◆ Stated exercise
Write out every entry, unchanged. Skip any picture.

--- Begin Exercise inputs ---

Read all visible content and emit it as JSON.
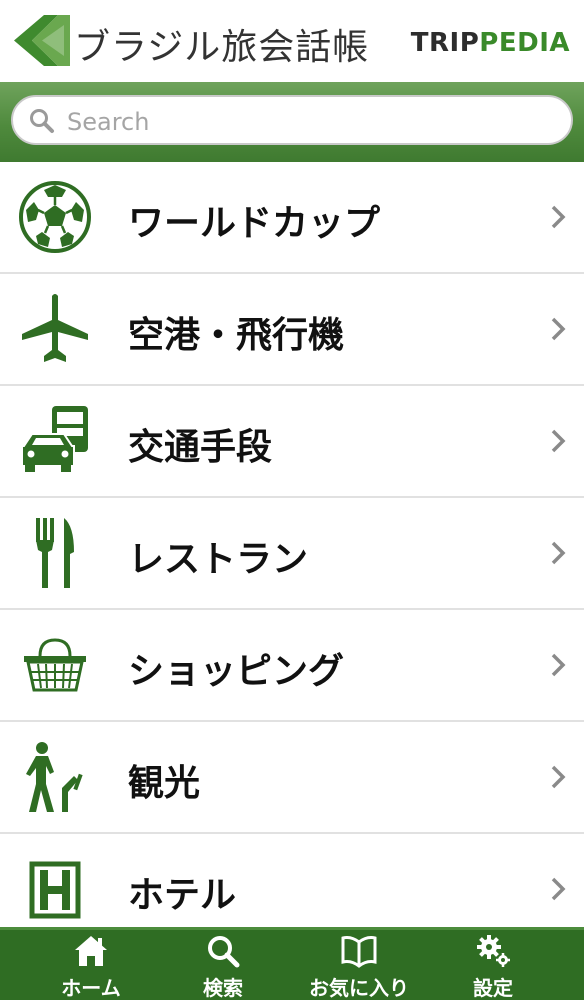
{
  "header": {
    "app_title": "ブラジル旅会話帳",
    "brand_part1": "TRIP",
    "brand_part2": "PEDIA"
  },
  "search": {
    "placeholder": "Search"
  },
  "menu": {
    "items": [
      {
        "label": "ワールドカップ",
        "icon": "soccer-ball-icon"
      },
      {
        "label": "空港・飛行機",
        "icon": "airplane-icon"
      },
      {
        "label": "交通手段",
        "icon": "transport-icon"
      },
      {
        "label": "レストラン",
        "icon": "fork-knife-icon"
      },
      {
        "label": "ショッピング",
        "icon": "shopping-basket-icon"
      },
      {
        "label": "観光",
        "icon": "sightseeing-icon"
      },
      {
        "label": "ホテル",
        "icon": "hotel-icon"
      }
    ]
  },
  "tabbar": {
    "tabs": [
      {
        "label": "ホーム",
        "icon": "home-icon"
      },
      {
        "label": "検索",
        "icon": "search-icon"
      },
      {
        "label": "お気に入り",
        "icon": "book-icon"
      },
      {
        "label": "設定",
        "icon": "gear-icon"
      }
    ]
  },
  "colors": {
    "accent_green": "#2f6d23",
    "search_bar_green": "#4f8a3d",
    "brand_green": "#3a8a2a"
  }
}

--- End Exercise inputs ---

◆ Answer to the problem
Read all visible content and emit it as JSON.
{
  "header": {
    "app_title": "ブラジル旅会話帳",
    "brand_part1": "TRIP",
    "brand_part2": "PEDIA"
  },
  "search": {
    "placeholder": "Search"
  },
  "menu": {
    "items": [
      {
        "label": "ワールドカップ",
        "icon": "soccer-ball-icon"
      },
      {
        "label": "空港・飛行機",
        "icon": "airplane-icon"
      },
      {
        "label": "交通手段",
        "icon": "transport-icon"
      },
      {
        "label": "レストラン",
        "icon": "fork-knife-icon"
      },
      {
        "label": "ショッピング",
        "icon": "shopping-basket-icon"
      },
      {
        "label": "観光",
        "icon": "sightseeing-icon"
      },
      {
        "label": "ホテル",
        "icon": "hotel-icon"
      }
    ]
  },
  "tabbar": {
    "tabs": [
      {
        "label": "ホーム",
        "icon": "home-icon"
      },
      {
        "label": "検索",
        "icon": "search-icon"
      },
      {
        "label": "お気に入り",
        "icon": "book-icon"
      },
      {
        "label": "設定",
        "icon": "gear-icon"
      }
    ]
  },
  "colors": {
    "accent_green": "#2f6d23",
    "search_bar_green": "#4f8a3d",
    "brand_green": "#3a8a2a"
  }
}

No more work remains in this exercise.